[Stored items]
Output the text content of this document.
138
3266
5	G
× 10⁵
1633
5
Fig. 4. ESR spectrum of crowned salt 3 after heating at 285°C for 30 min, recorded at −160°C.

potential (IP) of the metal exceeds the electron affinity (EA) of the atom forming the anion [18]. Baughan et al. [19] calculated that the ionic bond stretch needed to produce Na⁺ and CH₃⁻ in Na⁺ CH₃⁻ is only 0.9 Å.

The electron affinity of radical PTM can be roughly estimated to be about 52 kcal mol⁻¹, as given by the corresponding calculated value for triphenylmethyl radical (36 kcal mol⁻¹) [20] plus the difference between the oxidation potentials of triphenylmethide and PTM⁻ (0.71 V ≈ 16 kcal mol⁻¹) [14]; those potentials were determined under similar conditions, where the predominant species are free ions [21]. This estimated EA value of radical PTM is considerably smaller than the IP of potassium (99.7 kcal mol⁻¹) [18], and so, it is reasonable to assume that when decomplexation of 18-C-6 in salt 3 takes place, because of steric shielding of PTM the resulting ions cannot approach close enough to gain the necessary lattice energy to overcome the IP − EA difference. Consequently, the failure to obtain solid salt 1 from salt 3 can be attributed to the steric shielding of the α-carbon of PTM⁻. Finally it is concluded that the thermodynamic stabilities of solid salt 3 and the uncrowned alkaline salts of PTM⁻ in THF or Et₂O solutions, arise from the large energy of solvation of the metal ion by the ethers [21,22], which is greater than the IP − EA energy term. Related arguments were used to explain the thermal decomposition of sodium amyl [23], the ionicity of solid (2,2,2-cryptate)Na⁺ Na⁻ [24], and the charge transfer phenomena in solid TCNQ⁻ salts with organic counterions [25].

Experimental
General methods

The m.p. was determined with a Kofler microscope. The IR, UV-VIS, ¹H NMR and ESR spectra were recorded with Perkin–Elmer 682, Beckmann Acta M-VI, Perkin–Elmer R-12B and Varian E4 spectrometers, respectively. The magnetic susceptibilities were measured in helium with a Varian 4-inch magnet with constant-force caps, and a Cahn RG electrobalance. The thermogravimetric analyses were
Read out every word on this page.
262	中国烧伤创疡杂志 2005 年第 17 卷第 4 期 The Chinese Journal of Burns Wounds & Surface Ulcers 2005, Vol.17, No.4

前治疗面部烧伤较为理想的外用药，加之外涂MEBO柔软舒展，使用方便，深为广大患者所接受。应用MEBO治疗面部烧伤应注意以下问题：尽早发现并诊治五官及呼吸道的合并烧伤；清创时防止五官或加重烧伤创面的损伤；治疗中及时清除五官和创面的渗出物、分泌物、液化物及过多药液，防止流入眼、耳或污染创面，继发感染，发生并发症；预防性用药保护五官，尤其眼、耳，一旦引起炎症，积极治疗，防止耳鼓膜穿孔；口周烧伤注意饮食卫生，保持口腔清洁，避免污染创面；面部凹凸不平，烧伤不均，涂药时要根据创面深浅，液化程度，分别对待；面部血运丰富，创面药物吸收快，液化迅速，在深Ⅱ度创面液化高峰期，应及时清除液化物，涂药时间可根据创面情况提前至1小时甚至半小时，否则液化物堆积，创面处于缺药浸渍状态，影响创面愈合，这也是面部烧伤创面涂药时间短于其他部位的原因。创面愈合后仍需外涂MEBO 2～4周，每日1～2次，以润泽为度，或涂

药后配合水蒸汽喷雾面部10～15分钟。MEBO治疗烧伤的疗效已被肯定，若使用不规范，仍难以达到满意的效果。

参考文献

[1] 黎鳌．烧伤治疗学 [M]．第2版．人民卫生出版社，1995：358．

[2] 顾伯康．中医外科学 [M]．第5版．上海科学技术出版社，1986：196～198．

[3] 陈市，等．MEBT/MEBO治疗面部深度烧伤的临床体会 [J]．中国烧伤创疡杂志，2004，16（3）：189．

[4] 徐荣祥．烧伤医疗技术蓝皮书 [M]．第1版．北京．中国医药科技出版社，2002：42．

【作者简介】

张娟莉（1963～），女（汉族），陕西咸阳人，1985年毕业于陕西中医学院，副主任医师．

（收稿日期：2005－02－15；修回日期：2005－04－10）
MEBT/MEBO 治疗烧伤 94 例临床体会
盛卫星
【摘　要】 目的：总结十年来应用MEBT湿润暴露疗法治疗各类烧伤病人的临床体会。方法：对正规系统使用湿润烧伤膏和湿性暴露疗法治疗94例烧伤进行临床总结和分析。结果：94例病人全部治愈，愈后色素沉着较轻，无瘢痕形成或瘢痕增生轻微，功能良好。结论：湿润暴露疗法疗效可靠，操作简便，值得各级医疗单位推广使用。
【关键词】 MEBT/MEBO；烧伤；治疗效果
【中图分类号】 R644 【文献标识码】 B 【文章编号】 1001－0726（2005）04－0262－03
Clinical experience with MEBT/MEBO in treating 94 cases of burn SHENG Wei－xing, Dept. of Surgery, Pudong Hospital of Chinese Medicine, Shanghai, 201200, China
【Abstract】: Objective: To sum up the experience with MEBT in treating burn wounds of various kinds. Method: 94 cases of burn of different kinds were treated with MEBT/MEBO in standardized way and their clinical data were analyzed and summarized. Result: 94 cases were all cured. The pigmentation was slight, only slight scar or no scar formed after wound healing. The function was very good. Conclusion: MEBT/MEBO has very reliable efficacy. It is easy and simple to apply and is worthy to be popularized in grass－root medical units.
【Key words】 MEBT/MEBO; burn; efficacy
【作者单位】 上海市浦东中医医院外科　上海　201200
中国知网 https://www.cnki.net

== Problem to work on ==
Scan the material above. Return every line containing the string "efficacy".

== Response to the exercise ==
【Abstract】: Objective: To sum up the experience with MEBT in treating burn wounds of various kinds. Method: 94 cases of burn of different kinds were treated with MEBT/MEBO in standardized way and their clinical data were analyzed and summarized. Result: 94 cases were all cured. The pigmentation was slight, only slight scar or no scar formed after wound healing. The function was very good. Conclusion: MEBT/MEBO has very reliable efficacy. It is easy and simple to apply and is worthy to be popularized in grass－root medical units.
【Key words】 MEBT/MEBO; burn; efficacy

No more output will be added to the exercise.